*Source extract*

*-*-*

Survivorship Bias Explained

You might know and name successful peoples easily, Bill Gates, Jeff Bezos, Warren Buffet, Mark Zuckerberg.

The fact that we know it, is also the fact it is what the media is paying attention at. We see it on the news, television, internet, social media. They always put spotlights the most successful ones. Someone is making riches on a businesses, new startup got a funding, someone wins a lottery, etc.

What media fails to portray is the millions of people, thousands of businesses that go fail and completely unnoticed.

Explanation from Wikipedia:

Survivorship bias or survival bias is the logical error of concentrating on the people or things that made it past some selection process and overlooking those that did not, typically because of their lack of visibility. This can lead to false conclusions in several different ways

We are “concentrating” too much on a successful few, and fail to notice millions of those who fail.

That’s when this Life Pro Tip (LPT) comes in:

LPT: Pay more attention to what losers do wrong than to what winners do right

(Read the full Reddit thread here: https://www.reddit.com/r/LifeProTips/comments/6nmnl1/lpt_pay_more_attention_to_what_losers_do_wrong/)

So, please take a grain of salt when you read “inspirational” stories about those who are popular and successful. I don’t discredit their abilities and their ambition, etc. Yes, they might be unique in some way, they might persevere when others most likely will give up. But just remember there probably is a person like them, equally able and smart, who did not succeed.

The correct perception should be: the correct skills, abilities, mindset, grit etc. are essential to improve the chances of success, but is still not enough to guarantee a success.

There’s always a relevant XKCD comic talking about survivor bias:

Source: https://xkcd.com/1827/

That’s the simplest explanation, it is like a lottery winner to “believe in yourself” and keep buying lottery tickets.

There’s also a good comment by a redditor on the LPT thread above:

by Soundofawesome – 4.7k points – 1 year ago

 

This is great. In the Navy there was a saying that went something like ” All the policies and procedures we have were written in blood”.

 

Meaning the blood of people who’d died because the policy didn’t exsist.

 

It’s incredibly important we learn not only from our own mistakes and failure but those of others.

 

by u38cg2 – 369 points – 1 year ago

 

Every rule on a ship is a memorial to a dead sailor.

So, it is very useful to learn from the failures, rather than from the winners. What did they do wrong, what leads into disaster, what should not be done, how they ignore the red flags.

It is found everywhere, here’s another example of Survivorship Bias:

by TheSuperCactus – 4.1k points – 10 months ago

 

After steel helmets were introduced in WW1, the amount of head injuries increased sharply. When higher-ups were considering scrapping the helmets as a result, it was soon pointed out that these injuries would have been fatal if the men were still wearing cloth caps.

(Taken from another reddit thread: “What’s the best example of survivorship bias?”
https://www.reddit.com/r/AskReddit/comments/950qjh/whats_the_best_example_of_survivorship_bias/)

In case you are looking for more examples, or if a video lecture is more convenient for you, you can watch this TEDx video: https://www.youtube.com/watch?v=NtUCxKsK4xg

Also if you love a heavier reading, “You Are Not So Smart” podcast series has a lengthy writeup on this:
https://youarenotsosmart.com/2013/05/23/survivorship-bias/

Both the video and article are written by the same person, David McRaney.

I will put below some excerpts from the article above:

Daniel Kahneman writes in his book Thinking Fast and Slow, “A stupid decision that works out well becomes a brilliant decision in hindsight.” … He sums it up like so, “If you group successes together and look for what makes them similar, the only real answer will be luck.”

If you see your struggle this way, as partly a game of chance, then as Google Engineer Barnaby James writes on his blog, “skill will allow you to place more bets on the table, but it’s not a guarantee of success.” Thus, he warns, “beware advice from the successful.”

*-*-*

*Dataset*
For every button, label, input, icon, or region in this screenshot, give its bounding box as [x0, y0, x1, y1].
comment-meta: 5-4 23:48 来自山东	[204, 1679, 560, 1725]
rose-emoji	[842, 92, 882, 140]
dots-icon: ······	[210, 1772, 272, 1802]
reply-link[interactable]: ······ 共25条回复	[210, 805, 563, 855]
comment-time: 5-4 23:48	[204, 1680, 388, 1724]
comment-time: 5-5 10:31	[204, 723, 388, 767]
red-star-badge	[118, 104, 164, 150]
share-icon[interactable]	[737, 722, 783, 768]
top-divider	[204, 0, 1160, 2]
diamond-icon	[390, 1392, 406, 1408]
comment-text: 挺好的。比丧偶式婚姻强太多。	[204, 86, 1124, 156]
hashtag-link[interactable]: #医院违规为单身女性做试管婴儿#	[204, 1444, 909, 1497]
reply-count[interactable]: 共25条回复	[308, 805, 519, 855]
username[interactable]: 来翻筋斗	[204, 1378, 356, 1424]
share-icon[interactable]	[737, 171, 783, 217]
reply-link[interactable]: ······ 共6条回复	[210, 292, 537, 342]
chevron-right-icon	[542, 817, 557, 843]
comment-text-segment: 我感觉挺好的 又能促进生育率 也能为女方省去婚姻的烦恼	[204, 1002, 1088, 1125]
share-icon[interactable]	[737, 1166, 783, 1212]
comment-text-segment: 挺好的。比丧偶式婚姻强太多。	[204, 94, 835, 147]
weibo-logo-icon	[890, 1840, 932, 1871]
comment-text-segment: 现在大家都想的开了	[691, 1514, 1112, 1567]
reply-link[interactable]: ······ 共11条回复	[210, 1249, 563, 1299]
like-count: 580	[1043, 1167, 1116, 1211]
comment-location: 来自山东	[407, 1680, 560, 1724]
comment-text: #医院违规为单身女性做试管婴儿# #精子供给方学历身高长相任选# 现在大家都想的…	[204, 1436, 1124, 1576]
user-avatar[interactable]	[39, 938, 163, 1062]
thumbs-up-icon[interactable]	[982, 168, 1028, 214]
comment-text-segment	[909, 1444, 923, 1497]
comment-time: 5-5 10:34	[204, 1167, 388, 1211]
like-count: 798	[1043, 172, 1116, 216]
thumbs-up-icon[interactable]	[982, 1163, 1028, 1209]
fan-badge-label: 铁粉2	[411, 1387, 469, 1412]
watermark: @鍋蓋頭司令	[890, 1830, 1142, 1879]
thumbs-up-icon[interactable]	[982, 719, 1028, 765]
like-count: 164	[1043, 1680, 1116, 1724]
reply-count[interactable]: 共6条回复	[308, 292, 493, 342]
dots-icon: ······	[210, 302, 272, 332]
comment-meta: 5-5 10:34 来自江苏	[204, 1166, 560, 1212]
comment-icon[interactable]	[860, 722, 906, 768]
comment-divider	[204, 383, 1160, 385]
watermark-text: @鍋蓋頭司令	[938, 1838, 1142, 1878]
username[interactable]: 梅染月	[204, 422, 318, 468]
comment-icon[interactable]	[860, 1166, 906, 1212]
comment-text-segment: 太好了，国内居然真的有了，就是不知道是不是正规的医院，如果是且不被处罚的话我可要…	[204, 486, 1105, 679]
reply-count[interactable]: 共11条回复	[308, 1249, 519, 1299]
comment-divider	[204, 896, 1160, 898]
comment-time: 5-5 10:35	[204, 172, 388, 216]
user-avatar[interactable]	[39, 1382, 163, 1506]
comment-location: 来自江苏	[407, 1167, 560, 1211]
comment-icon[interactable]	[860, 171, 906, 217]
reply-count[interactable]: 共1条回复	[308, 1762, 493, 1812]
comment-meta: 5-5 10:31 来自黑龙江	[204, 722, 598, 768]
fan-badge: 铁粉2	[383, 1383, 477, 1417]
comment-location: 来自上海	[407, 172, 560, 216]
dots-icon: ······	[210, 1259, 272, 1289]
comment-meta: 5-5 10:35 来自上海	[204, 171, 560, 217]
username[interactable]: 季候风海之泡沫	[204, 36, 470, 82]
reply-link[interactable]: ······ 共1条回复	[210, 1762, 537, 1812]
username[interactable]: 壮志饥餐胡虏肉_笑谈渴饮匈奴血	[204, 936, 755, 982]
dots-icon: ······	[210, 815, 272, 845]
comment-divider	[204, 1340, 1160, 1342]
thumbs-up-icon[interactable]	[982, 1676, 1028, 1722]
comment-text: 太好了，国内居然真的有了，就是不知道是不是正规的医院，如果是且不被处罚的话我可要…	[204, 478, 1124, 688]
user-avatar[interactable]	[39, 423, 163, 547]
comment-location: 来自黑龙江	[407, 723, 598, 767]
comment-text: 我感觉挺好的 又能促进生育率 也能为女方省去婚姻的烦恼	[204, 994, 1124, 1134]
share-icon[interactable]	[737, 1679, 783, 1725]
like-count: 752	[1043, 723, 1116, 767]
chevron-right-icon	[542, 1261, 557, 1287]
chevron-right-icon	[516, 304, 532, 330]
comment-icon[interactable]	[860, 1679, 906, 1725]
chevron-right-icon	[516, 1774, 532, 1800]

*-*-*

*Exercise requirements*
1. Duplicate the survivorship bias post word for word, covering everything from "There’s always a" down to "buying lottery tickets.".
2. In the survivorship bias post, who is named as the person behind both the TEDx video and the "You Are Not So Smart" article?

*Answers by task*
1.
There’s always a relevant XKCD comic talking about survivor bias:

Source: https://xkcd.com/1827/

That’s the simplest explanation, it is like a lottery winner to “believe in yourself” and keep buying lottery tickets.

2. David McRaney.